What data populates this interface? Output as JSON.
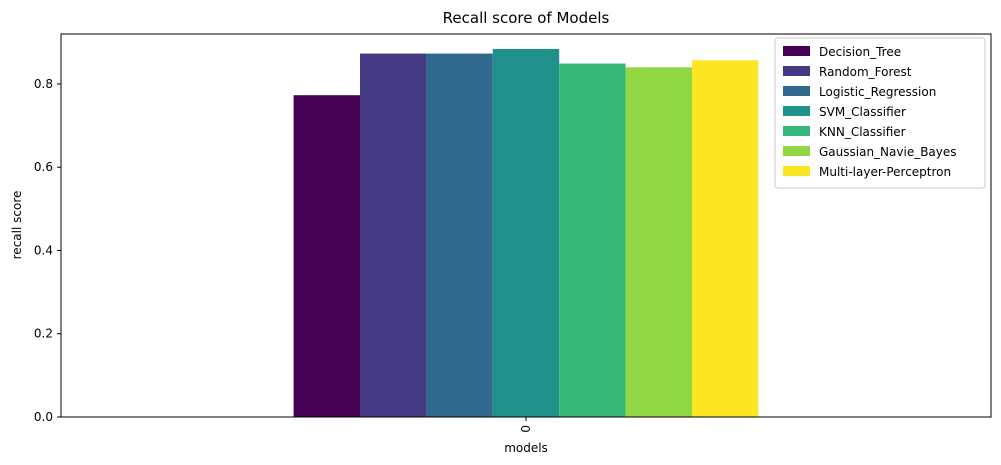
{
  "chart_data": {
    "type": "bar",
    "title": "Recall score of Models",
    "xlabel": "models",
    "ylabel": "recall score",
    "categories": [
      "0"
    ],
    "ylim": [
      0,
      0.92
    ],
    "yticks": [
      "0.0",
      "0.2",
      "0.4",
      "0.6",
      "0.8"
    ],
    "grid": false,
    "legend_position": "top-right",
    "series": [
      {
        "name": "Decision_Tree",
        "values": [
          0.773
        ],
        "color": "#440154"
      },
      {
        "name": "Random_Forest",
        "values": [
          0.873
        ],
        "color": "#443983"
      },
      {
        "name": "Logistic_Regression",
        "values": [
          0.873
        ],
        "color": "#31688e"
      },
      {
        "name": "SVM_Classifier",
        "values": [
          0.884
        ],
        "color": "#21918c"
      },
      {
        "name": "KNN_Classifier",
        "values": [
          0.849
        ],
        "color": "#35b779"
      },
      {
        "name": "Gaussian_Navie_Bayes",
        "values": [
          0.84
        ],
        "color": "#90d743"
      },
      {
        "name": "Multi-layer-Perceptron",
        "values": [
          0.857
        ],
        "color": "#fde725"
      }
    ]
  }
}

==========

**DIRECTION**
Copy the records exactly. Skip the pictures.

**REPLY TO THE EXERCISE**
What data populates this interface? Output as JSON.
{
  "chart_data": {
    "type": "bar",
    "title": "Recall score of Models",
    "xlabel": "models",
    "ylabel": "recall score",
    "categories": [
      "0"
    ],
    "ylim": [
      0,
      0.92
    ],
    "yticks": [
      "0.0",
      "0.2",
      "0.4",
      "0.6",
      "0.8"
    ],
    "grid": false,
    "legend_position": "top-right",
    "series": [
      {
        "name": "Decision_Tree",
        "values": [
          0.773
        ],
        "color": "#440154"
      },
      {
        "name": "Random_Forest",
        "values": [
          0.873
        ],
        "color": "#443983"
      },
      {
        "name": "Logistic_Regression",
        "values": [
          0.873
        ],
        "color": "#31688e"
      },
      {
        "name": "SVM_Classifier",
        "values": [
          0.884
        ],
        "color": "#21918c"
      },
      {
        "name": "KNN_Classifier",
        "values": [
          0.849
        ],
        "color": "#35b779"
      },
      {
        "name": "Gaussian_Navie_Bayes",
        "values": [
          0.84
        ],
        "color": "#90d743"
      },
      {
        "name": "Multi-layer-Perceptron",
        "values": [
          0.857
        ],
        "color": "#fde725"
      }
    ]
  }
}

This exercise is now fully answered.